Objective
All of the data should be output character for character, except the pictures.

Data entries
════════

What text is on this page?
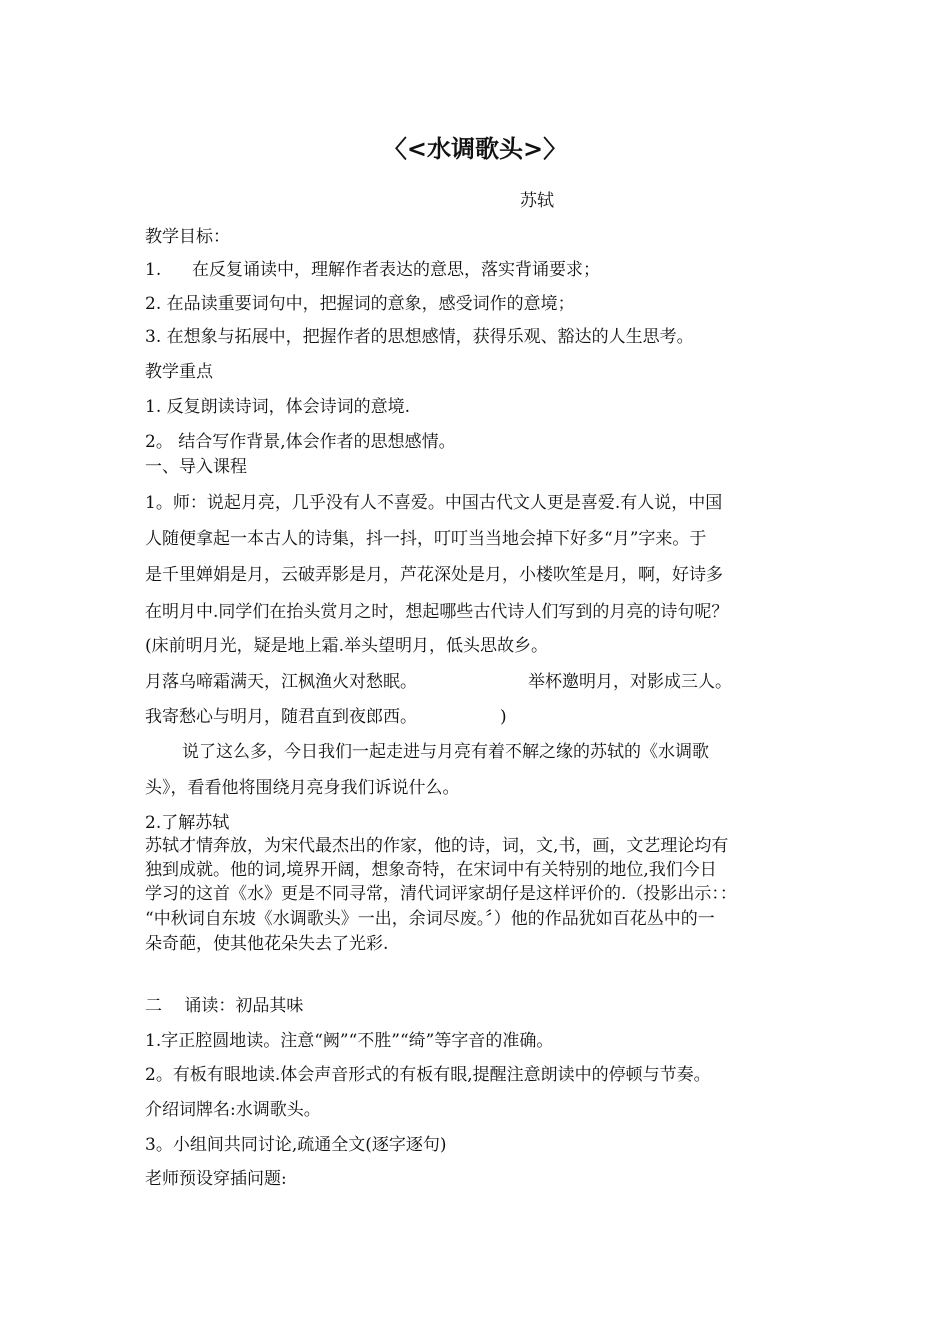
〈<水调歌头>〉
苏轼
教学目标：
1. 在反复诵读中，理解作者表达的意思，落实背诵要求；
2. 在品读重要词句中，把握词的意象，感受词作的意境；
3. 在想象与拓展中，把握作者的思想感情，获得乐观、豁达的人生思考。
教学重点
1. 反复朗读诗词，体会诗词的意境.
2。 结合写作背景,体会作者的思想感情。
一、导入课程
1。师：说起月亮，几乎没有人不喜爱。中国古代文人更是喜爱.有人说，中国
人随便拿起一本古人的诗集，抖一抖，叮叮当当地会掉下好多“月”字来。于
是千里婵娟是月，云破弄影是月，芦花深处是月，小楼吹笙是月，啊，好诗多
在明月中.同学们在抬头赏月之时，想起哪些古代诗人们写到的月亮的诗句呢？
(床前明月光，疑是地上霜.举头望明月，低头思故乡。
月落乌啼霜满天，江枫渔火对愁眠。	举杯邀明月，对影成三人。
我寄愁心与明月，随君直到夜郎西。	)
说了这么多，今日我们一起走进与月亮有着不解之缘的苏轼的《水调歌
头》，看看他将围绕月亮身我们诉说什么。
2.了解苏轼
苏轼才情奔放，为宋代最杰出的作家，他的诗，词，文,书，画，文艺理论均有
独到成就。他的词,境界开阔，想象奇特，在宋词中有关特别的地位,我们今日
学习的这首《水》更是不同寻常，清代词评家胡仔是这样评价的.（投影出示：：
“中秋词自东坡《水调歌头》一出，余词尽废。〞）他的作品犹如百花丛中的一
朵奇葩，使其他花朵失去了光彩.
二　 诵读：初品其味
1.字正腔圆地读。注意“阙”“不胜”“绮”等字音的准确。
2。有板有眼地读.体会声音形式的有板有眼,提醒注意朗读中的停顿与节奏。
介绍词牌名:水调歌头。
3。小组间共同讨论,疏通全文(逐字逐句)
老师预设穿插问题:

════════

Answer to this problem
What text is on this page?
〈<水调歌头>〉
苏轼
教学目标：
1. 在反复诵读中，理解作者表达的意思，落实背诵要求；
2. 在品读重要词句中，把握词的意象，感受词作的意境；
3. 在想象与拓展中，把握作者的思想感情，获得乐观、豁达的人生思考。
教学重点
1. 反复朗读诗词，体会诗词的意境.
2。 结合写作背景,体会作者的思想感情。
一、导入课程
1。师：说起月亮，几乎没有人不喜爱。中国古代文人更是喜爱.有人说，中国
人随便拿起一本古人的诗集，抖一抖，叮叮当当地会掉下好多“月”字来。于
是千里婵娟是月，云破弄影是月，芦花深处是月，小楼吹笙是月，啊，好诗多
在明月中.同学们在抬头赏月之时，想起哪些古代诗人们写到的月亮的诗句呢？
(床前明月光，疑是地上霜.举头望明月，低头思故乡。
月落乌啼霜满天，江枫渔火对愁眠。	举杯邀明月，对影成三人。
我寄愁心与明月，随君直到夜郎西。	)
说了这么多，今日我们一起走进与月亮有着不解之缘的苏轼的《水调歌
头》，看看他将围绕月亮身我们诉说什么。
2.了解苏轼
苏轼才情奔放，为宋代最杰出的作家，他的诗，词，文,书，画，文艺理论均有
独到成就。他的词,境界开阔，想象奇特，在宋词中有关特别的地位,我们今日
学习的这首《水》更是不同寻常，清代词评家胡仔是这样评价的.（投影出示：：
“中秋词自东坡《水调歌头》一出，余词尽废。〞）他的作品犹如百花丛中的一
朵奇葩，使其他花朵失去了光彩.
二　 诵读：初品其味
1.字正腔圆地读。注意“阙”“不胜”“绮”等字音的准确。
2。有板有眼地读.体会声音形式的有板有眼,提醒注意朗读中的停顿与节奏。
介绍词牌名:水调歌头。
3。小组间共同讨论,疏通全文(逐字逐句)
老师预设穿插问题:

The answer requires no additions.